Gather, from the data below, each line in which the word "background" occurs.

:::::

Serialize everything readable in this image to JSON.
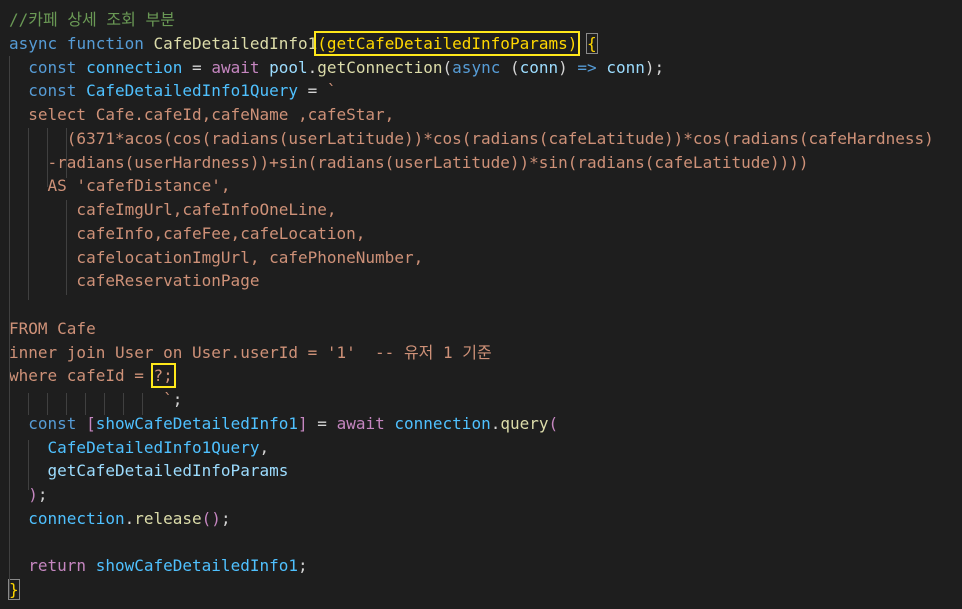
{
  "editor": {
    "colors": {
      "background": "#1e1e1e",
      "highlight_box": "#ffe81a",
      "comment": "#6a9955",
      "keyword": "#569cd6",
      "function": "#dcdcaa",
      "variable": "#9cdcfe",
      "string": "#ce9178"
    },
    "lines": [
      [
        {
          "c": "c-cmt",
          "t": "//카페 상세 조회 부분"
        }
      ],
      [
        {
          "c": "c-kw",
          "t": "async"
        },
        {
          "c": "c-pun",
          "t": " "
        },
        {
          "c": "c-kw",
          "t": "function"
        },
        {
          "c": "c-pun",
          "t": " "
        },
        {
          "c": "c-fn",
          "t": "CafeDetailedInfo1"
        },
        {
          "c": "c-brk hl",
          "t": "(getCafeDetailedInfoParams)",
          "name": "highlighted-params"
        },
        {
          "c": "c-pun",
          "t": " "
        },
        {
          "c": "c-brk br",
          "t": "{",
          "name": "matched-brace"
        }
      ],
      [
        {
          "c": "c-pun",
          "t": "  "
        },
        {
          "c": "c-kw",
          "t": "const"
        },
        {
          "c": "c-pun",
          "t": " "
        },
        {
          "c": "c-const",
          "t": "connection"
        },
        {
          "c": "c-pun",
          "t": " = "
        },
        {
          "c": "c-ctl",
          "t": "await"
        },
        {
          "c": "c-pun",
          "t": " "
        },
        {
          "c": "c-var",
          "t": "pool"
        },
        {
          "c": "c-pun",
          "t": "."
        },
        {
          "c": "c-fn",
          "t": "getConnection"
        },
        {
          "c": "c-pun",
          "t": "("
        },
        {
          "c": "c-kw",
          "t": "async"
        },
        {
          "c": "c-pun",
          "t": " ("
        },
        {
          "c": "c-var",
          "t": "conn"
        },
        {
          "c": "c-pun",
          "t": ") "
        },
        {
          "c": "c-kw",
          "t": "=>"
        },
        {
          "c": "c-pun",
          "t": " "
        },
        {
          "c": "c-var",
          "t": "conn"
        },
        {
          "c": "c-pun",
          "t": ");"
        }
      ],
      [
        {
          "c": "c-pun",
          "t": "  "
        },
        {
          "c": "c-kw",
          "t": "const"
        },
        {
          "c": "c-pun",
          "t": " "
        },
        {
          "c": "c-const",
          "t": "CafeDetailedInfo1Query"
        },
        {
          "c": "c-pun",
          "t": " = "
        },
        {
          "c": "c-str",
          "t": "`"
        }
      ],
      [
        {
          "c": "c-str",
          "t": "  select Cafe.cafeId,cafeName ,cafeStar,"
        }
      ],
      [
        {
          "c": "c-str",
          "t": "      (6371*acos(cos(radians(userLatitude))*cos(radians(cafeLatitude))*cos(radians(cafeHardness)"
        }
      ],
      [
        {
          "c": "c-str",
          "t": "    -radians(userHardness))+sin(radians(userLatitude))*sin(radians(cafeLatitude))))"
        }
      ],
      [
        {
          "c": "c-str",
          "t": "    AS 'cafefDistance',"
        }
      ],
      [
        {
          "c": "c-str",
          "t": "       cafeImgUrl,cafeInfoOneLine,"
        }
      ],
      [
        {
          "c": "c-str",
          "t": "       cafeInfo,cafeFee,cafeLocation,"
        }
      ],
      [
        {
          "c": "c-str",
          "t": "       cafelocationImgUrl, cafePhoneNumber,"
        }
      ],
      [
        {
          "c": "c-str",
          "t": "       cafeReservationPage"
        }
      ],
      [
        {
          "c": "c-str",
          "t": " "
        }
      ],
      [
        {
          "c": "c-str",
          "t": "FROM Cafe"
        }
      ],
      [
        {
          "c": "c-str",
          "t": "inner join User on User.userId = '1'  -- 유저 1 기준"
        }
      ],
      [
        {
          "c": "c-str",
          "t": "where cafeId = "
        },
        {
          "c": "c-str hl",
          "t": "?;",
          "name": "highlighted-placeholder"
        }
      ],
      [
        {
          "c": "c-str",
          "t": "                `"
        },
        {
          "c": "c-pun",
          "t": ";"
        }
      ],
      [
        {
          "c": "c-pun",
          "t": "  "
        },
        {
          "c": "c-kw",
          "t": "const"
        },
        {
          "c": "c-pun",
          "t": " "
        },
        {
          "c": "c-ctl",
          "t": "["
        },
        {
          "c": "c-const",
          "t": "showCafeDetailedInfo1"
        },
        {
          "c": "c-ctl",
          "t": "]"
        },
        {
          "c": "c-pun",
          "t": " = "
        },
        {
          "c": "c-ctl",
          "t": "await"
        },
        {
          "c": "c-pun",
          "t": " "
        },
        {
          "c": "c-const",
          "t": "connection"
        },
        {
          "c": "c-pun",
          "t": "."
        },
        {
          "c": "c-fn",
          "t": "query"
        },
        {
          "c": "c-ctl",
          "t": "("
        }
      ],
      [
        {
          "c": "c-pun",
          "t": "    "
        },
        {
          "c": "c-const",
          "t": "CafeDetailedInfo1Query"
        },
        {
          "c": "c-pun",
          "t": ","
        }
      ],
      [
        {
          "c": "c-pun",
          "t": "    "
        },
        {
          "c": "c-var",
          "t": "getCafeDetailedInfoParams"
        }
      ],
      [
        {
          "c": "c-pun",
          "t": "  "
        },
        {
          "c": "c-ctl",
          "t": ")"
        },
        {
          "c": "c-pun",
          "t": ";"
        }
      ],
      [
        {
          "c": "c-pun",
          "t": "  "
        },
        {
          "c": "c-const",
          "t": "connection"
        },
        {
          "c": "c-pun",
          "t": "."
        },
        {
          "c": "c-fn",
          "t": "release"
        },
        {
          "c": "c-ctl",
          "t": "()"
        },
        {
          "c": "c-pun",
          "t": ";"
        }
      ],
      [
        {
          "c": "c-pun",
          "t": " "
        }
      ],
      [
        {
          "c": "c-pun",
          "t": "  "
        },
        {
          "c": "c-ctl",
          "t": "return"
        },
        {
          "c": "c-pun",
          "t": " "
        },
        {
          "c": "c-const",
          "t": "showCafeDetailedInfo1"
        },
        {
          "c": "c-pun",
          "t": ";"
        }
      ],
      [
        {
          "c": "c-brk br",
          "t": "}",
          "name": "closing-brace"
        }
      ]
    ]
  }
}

:::::

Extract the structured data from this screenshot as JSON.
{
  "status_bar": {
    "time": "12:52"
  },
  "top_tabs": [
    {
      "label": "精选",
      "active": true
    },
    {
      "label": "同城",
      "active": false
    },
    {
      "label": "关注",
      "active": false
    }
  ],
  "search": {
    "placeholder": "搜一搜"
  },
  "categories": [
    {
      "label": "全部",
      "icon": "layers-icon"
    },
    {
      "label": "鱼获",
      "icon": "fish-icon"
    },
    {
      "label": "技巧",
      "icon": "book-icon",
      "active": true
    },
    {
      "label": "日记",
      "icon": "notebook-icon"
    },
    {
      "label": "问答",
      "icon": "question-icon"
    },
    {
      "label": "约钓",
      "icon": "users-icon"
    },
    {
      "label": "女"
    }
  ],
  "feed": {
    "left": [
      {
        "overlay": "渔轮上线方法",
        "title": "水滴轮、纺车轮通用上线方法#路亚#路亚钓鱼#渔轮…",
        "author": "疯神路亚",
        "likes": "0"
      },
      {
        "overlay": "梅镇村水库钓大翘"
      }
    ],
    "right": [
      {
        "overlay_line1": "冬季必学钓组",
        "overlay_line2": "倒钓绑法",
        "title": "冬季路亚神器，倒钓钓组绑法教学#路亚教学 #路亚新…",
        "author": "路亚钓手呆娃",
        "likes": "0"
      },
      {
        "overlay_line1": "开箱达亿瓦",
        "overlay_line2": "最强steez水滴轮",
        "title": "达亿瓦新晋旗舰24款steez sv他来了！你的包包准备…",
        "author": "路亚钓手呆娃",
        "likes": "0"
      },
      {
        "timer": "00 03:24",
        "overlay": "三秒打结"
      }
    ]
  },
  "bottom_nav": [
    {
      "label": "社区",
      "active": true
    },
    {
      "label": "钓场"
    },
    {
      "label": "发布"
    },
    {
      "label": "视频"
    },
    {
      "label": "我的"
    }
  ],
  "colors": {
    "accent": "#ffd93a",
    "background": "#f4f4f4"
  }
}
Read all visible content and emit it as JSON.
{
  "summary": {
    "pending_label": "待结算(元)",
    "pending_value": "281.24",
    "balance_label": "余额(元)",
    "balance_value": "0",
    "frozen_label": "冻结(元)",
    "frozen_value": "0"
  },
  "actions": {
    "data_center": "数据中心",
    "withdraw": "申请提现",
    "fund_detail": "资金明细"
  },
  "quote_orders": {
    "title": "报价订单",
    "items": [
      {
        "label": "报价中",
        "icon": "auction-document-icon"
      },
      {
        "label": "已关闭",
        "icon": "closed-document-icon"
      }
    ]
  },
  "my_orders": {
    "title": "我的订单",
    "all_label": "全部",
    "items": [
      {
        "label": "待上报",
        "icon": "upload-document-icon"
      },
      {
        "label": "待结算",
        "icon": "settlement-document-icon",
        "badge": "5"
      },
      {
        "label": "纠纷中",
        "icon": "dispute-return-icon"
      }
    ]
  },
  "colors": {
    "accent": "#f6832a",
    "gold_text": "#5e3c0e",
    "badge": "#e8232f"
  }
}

:::::

SOLUTION TO THE EXERCISE
      "background": "#1e1e1e",
    "background": "#f4f4f4"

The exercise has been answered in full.